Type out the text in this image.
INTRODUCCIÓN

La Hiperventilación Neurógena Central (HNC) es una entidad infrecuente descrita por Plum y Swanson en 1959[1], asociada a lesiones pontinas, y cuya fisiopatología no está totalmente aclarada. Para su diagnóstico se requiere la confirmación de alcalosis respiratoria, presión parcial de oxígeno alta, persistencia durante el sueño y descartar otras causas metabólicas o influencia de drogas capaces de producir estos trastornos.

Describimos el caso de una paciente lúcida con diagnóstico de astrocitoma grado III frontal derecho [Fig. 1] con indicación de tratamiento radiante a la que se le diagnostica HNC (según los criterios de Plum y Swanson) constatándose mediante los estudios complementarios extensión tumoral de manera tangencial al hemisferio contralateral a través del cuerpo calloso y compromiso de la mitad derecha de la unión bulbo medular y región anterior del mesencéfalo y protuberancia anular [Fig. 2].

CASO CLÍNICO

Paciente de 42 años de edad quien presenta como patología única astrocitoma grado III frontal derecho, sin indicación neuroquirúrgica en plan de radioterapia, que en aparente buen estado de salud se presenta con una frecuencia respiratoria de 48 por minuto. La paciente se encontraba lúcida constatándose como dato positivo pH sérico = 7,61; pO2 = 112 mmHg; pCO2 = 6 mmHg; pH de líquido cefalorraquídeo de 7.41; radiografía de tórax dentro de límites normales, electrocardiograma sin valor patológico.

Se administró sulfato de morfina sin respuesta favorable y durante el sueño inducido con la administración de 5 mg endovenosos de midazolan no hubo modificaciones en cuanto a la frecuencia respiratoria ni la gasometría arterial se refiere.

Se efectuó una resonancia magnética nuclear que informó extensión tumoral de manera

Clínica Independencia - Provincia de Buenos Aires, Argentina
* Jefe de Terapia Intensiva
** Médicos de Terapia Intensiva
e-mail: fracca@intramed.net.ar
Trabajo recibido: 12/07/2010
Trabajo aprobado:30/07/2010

= = =

> WHAT IS REQUIRED
What you should produce is an exact restatement of all the material.

> REPLY
Type out the text in this image.
INTRODUCCIÓN

La Hiperventilación Neurógena Central (HNC) es una entidad infrecuente descrita por Plum y Swanson en 1959[1], asociada a lesiones pontinas, y cuya fisiopatología no está totalmente aclarada. Para su diagnóstico se requiere la confirmación de alcalosis respiratoria, presión parcial de oxígeno alta, persistencia durante el sueño y descartar otras causas metabólicas o influencia de drogas capaces de producir estos trastornos.

Describimos el caso de una paciente lúcida con diagnóstico de astrocitoma grado III frontal derecho [Fig. 1] con indicación de tratamiento radiante a la que se le diagnostica HNC (según los criterios de Plum y Swanson) constatándose mediante los estudios complementarios extensión tumoral de manera tangencial al hemisferio contralateral a través del cuerpo calloso y compromiso de la mitad derecha de la unión bulbo medular y región anterior del mesencéfalo y protuberancia anular [Fig. 2].

CASO CLÍNICO

Paciente de 42 años de edad quien presenta como patología única astrocitoma grado III frontal derecho, sin indicación neuroquirúrgica en plan de radioterapia, que en aparente buen estado de salud se presenta con una frecuencia respiratoria de 48 por minuto. La paciente se encontraba lúcida constatándose como dato positivo pH sérico = 7,61; pO2 = 112 mmHg; pCO2 = 6 mmHg; pH de líquido cefalorraquídeo de 7.41; radiografía de tórax dentro de límites normales, electrocardiograma sin valor patológico.

Se administró sulfato de morfina sin respuesta favorable y durante el sueño inducido con la administración de 5 mg endovenosos de midazolan no hubo modificaciones en cuanto a la frecuencia respiratoria ni la gasometría arterial se refiere.

Se efectuó una resonancia magnética nuclear que informó extensión tumoral de manera

Clínica Independencia - Provincia de Buenos Aires, Argentina
* Jefe de Terapia Intensiva
** Médicos de Terapia Intensiva
e-mail: fracca@intramed.net.ar
Trabajo recibido: 12/07/2010
Trabajo aprobado:30/07/2010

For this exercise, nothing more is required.